%%

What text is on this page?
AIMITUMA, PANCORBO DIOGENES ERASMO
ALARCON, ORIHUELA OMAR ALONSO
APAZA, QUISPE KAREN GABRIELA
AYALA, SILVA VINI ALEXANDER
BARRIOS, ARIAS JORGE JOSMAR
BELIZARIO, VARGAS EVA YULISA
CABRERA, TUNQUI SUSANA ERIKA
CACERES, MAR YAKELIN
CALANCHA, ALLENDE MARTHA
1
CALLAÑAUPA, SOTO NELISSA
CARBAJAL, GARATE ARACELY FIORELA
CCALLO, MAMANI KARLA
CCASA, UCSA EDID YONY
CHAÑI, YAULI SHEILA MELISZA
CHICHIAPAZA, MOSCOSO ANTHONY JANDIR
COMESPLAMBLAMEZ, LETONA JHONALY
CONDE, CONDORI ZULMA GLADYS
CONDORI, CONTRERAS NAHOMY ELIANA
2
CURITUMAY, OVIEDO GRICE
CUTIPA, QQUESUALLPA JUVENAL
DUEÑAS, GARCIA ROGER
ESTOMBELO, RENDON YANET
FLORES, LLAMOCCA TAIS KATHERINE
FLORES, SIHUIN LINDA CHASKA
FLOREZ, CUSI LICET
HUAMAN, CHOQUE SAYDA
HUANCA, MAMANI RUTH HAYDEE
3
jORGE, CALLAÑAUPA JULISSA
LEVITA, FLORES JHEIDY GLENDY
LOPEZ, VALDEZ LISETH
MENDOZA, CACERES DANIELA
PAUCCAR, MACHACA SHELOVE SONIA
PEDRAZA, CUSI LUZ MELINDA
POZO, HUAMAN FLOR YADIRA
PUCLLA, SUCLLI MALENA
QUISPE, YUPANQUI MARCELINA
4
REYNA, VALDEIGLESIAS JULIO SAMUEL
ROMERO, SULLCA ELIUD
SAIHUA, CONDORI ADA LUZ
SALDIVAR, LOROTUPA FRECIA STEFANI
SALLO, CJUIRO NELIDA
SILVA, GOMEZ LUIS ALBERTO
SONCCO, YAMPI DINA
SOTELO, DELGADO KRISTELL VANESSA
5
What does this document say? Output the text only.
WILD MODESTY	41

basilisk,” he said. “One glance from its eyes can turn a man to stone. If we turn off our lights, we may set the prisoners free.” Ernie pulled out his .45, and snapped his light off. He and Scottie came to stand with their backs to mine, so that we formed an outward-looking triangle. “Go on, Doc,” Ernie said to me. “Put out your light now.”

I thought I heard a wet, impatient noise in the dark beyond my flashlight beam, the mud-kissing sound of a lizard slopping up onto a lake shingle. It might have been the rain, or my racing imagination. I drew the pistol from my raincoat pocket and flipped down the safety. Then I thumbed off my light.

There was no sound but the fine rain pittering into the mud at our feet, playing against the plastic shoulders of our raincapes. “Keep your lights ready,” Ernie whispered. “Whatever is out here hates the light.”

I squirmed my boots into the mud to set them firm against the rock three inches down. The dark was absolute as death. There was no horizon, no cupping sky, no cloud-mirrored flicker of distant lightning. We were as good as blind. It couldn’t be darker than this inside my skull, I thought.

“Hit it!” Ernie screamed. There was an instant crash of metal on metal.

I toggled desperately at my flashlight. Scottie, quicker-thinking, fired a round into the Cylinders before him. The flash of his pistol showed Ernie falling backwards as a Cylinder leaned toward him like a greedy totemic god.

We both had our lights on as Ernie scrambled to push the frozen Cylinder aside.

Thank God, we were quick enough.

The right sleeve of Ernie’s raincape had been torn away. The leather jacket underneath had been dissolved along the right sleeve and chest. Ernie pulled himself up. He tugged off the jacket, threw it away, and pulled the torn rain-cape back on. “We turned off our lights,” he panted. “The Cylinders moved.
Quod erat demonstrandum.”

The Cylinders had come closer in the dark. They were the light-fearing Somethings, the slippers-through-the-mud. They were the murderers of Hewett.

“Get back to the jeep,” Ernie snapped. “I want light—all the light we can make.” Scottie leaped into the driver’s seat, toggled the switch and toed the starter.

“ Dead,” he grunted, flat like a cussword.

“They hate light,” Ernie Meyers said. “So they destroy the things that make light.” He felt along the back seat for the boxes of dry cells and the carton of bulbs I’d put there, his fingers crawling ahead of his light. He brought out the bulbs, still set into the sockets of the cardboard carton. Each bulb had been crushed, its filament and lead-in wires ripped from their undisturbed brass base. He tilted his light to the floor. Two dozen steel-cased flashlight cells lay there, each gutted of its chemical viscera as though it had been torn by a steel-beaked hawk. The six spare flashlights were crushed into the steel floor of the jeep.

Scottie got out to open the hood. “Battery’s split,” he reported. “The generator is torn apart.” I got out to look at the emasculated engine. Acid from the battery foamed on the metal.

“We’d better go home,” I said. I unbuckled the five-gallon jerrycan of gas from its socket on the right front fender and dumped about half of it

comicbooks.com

%%

## WHAT TO PRODUCE
If a line of the data contains "were", copy it out.

## REPLY
I squirmed my boots into the mud to set them firm against the rock three inches down. The dark was absolute as death. There was no horizon, no cupping sky, no cloud-mirrored flicker of distant lightning. We were as good as blind. It couldn’t be darker than this inside my skull, I thought.
Thank God, we were quick enough.
The Cylinders had come closer in the dark. They were the light-fearing Somethings, the slippers-through-the-mud. They were the murderers of Hewett.
“They hate light,” Ernie Meyers said. “So they destroy the things that make light.” He felt along the back seat for the boxes of dry cells and the carton of bulbs I’d put there, his fingers crawling ahead of his light. He brought out the bulbs, still set into the sockets of the cardboard carton. Each bulb had been crushed, its filament and lead-in wires ripped from their undisturbed brass base. He tilted his light to the floor. Two dozen steel-cased flashlight cells lay there, each gutted of its chemical viscera as though it had been torn by a steel-beaked hawk. The six spare flashlights were crushed into the steel floor of the jeep.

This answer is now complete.